* START *
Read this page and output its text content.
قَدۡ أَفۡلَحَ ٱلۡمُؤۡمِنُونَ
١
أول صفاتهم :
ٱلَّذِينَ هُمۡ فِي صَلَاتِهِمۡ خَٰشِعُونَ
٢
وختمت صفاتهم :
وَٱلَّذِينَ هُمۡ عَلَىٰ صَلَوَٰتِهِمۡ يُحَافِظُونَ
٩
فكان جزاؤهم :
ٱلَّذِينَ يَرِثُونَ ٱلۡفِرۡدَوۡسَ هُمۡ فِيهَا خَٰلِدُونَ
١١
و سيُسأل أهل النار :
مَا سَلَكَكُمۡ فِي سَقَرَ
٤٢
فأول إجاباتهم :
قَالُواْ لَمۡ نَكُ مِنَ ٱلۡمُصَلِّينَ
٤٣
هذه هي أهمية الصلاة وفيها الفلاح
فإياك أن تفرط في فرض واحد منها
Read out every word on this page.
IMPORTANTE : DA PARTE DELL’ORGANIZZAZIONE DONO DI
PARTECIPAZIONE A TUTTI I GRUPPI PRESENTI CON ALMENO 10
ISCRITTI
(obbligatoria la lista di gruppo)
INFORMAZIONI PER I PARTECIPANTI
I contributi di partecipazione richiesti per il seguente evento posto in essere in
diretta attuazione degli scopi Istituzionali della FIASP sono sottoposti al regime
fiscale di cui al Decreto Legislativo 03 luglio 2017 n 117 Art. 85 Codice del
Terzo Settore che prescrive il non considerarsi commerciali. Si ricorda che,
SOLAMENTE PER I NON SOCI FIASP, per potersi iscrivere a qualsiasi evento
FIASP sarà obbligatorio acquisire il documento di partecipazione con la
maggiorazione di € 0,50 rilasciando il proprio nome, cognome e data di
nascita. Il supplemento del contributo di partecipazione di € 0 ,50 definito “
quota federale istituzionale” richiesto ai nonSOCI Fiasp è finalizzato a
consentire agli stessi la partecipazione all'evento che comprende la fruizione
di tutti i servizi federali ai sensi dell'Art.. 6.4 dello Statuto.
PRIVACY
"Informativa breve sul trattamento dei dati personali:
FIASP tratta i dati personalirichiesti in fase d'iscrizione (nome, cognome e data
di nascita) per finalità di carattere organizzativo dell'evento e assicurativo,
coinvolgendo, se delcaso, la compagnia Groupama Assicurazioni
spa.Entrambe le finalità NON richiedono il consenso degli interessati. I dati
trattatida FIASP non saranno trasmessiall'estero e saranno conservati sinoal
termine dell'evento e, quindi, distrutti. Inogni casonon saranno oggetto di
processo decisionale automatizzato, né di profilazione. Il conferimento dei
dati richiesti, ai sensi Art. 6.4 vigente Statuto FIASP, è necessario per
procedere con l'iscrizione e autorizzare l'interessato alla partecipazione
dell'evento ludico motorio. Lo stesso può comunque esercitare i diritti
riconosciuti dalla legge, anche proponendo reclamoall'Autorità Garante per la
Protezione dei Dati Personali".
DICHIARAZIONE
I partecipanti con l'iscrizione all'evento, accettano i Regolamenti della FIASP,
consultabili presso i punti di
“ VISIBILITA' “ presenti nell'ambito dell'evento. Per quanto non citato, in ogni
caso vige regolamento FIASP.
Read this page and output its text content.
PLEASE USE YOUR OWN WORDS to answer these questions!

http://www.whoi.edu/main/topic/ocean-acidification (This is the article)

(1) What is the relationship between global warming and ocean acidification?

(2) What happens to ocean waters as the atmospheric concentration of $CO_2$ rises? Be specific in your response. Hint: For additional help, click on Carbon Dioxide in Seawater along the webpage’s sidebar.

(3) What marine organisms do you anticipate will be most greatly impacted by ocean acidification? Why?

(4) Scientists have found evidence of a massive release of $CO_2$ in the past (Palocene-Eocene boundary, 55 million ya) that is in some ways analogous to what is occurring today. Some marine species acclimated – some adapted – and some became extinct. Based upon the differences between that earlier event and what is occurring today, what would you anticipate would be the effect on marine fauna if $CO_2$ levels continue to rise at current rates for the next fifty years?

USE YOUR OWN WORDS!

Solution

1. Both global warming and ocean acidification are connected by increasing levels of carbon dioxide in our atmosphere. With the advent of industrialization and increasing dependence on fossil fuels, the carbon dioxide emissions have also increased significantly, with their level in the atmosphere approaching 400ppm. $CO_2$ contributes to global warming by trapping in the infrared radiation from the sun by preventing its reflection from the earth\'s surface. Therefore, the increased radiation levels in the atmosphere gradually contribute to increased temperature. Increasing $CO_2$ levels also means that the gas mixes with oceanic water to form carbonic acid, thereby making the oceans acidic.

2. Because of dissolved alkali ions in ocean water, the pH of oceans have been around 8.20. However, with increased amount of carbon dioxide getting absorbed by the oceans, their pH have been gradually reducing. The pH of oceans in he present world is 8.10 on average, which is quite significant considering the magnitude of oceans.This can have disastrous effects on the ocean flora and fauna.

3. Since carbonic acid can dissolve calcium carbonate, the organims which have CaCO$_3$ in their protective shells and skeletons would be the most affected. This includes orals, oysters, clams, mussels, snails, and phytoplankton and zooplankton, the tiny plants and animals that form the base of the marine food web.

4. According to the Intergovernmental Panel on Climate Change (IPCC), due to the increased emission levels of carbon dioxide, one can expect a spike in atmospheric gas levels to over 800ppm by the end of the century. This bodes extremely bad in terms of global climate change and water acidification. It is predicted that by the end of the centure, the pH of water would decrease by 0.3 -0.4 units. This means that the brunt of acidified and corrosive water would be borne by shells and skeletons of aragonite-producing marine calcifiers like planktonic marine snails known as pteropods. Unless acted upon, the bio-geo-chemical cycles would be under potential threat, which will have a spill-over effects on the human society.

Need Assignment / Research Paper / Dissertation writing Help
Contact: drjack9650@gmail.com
* END *
_REQUEST:_
Output the listing above word for word.

_FULL OUTPUT:_
Read this page and output its text content.
قَدۡ أَفۡلَحَ ٱلۡمُؤۡمِنُونَ
١
أول صفاتهم :
ٱلَّذِينَ هُمۡ فِي صَلَاتِهِمۡ خَٰشِعُونَ
٢
وختمت صفاتهم :
وَٱلَّذِينَ هُمۡ عَلَىٰ صَلَوَٰتِهِمۡ يُحَافِظُونَ
٩
فكان جزاؤهم :
ٱلَّذِينَ يَرِثُونَ ٱلۡفِرۡدَوۡسَ هُمۡ فِيهَا خَٰلِدُونَ
١١
و سيُسأل أهل النار :
مَا سَلَكَكُمۡ فِي سَقَرَ
٤٢
فأول إجاباتهم :
قَالُواْ لَمۡ نَكُ مِنَ ٱلۡمُصَلِّينَ
٤٣
هذه هي أهمية الصلاة وفيها الفلاح
فإياك أن تفرط في فرض واحد منها
Read out every word on this page.
IMPORTANTE : DA PARTE DELL’ORGANIZZAZIONE DONO DI
PARTECIPAZIONE A TUTTI I GRUPPI PRESENTI CON ALMENO 10
ISCRITTI
(obbligatoria la lista di gruppo)
INFORMAZIONI PER I PARTECIPANTI
I contributi di partecipazione richiesti per il seguente evento posto in essere in
diretta attuazione degli scopi Istituzionali della FIASP sono sottoposti al regime
fiscale di cui al Decreto Legislativo 03 luglio 2017 n 117 Art. 85 Codice del
Terzo Settore che prescrive il non considerarsi commerciali. Si ricorda che,
SOLAMENTE PER I NON SOCI FIASP, per potersi iscrivere a qualsiasi evento
FIASP sarà obbligatorio acquisire il documento di partecipazione con la
maggiorazione di € 0,50 rilasciando il proprio nome, cognome e data di
nascita. Il supplemento del contributo di partecipazione di € 0 ,50 definito “
quota federale istituzionale” richiesto ai nonSOCI Fiasp è finalizzato a
consentire agli stessi la partecipazione all'evento che comprende la fruizione
di tutti i servizi federali ai sensi dell'Art.. 6.4 dello Statuto.
PRIVACY
"Informativa breve sul trattamento dei dati personali:
FIASP tratta i dati personalirichiesti in fase d'iscrizione (nome, cognome e data
di nascita) per finalità di carattere organizzativo dell'evento e assicurativo,
coinvolgendo, se delcaso, la compagnia Groupama Assicurazioni
spa.Entrambe le finalità NON richiedono il consenso degli interessati. I dati
trattatida FIASP non saranno trasmessiall'estero e saranno conservati sinoal
termine dell'evento e, quindi, distrutti. Inogni casonon saranno oggetto di
processo decisionale automatizzato, né di profilazione. Il conferimento dei
dati richiesti, ai sensi Art. 6.4 vigente Statuto FIASP, è necessario per
procedere con l'iscrizione e autorizzare l'interessato alla partecipazione
dell'evento ludico motorio. Lo stesso può comunque esercitare i diritti
riconosciuti dalla legge, anche proponendo reclamoall'Autorità Garante per la
Protezione dei Dati Personali".
DICHIARAZIONE
I partecipanti con l'iscrizione all'evento, accettano i Regolamenti della FIASP,
consultabili presso i punti di
“ VISIBILITA' “ presenti nell'ambito dell'evento. Per quanto non citato, in ogni
caso vige regolamento FIASP.
Read this page and output its text content.
PLEASE USE YOUR OWN WORDS to answer these questions!

http://www.whoi.edu/main/topic/ocean-acidification (This is the article)

(1) What is the relationship between global warming and ocean acidification?

(2) What happens to ocean waters as the atmospheric concentration of $CO_2$ rises? Be specific in your response. Hint: For additional help, click on Carbon Dioxide in Seawater along the webpage’s sidebar.

(3) What marine organisms do you anticipate will be most greatly impacted by ocean acidification? Why?

(4) Scientists have found evidence of a massive release of $CO_2$ in the past (Palocene-Eocene boundary, 55 million ya) that is in some ways analogous to what is occurring today. Some marine species acclimated – some adapted – and some became extinct. Based upon the differences between that earlier event and what is occurring today, what would you anticipate would be the effect on marine fauna if $CO_2$ levels continue to rise at current rates for the next fifty years?

USE YOUR OWN WORDS!

Solution

1. Both global warming and ocean acidification are connected by increasing levels of carbon dioxide in our atmosphere. With the advent of industrialization and increasing dependence on fossil fuels, the carbon dioxide emissions have also increased significantly, with their level in the atmosphere approaching 400ppm. $CO_2$ contributes to global warming by trapping in the infrared radiation from the sun by preventing its reflection from the earth\'s surface. Therefore, the increased radiation levels in the atmosphere gradually contribute to increased temperature. Increasing $CO_2$ levels also means that the gas mixes with oceanic water to form carbonic acid, thereby making the oceans acidic.

2. Because of dissolved alkali ions in ocean water, the pH of oceans have been around 8.20. However, with increased amount of carbon dioxide getting absorbed by the oceans, their pH have been gradually reducing. The pH of oceans in he present world is 8.10 on average, which is quite significant considering the magnitude of oceans.This can have disastrous effects on the ocean flora and fauna.

3. Since carbonic acid can dissolve calcium carbonate, the organims which have CaCO$_3$ in their protective shells and skeletons would be the most affected. This includes orals, oysters, clams, mussels, snails, and phytoplankton and zooplankton, the tiny plants and animals that form the base of the marine food web.

4. According to the Intergovernmental Panel on Climate Change (IPCC), due to the increased emission levels of carbon dioxide, one can expect a spike in atmospheric gas levels to over 800ppm by the end of the century. This bodes extremely bad in terms of global climate change and water acidification. It is predicted that by the end of the centure, the pH of water would decrease by 0.3 -0.4 units. This means that the brunt of acidified and corrosive water would be borne by shells and skeletons of aragonite-producing marine calcifiers like planktonic marine snails known as pteropods. Unless acted upon, the bio-geo-chemical cycles would be under potential threat, which will have a spill-over effects on the human society.

Need Assignment / Research Paper / Dissertation writing Help
Contact: drjack9650@gmail.com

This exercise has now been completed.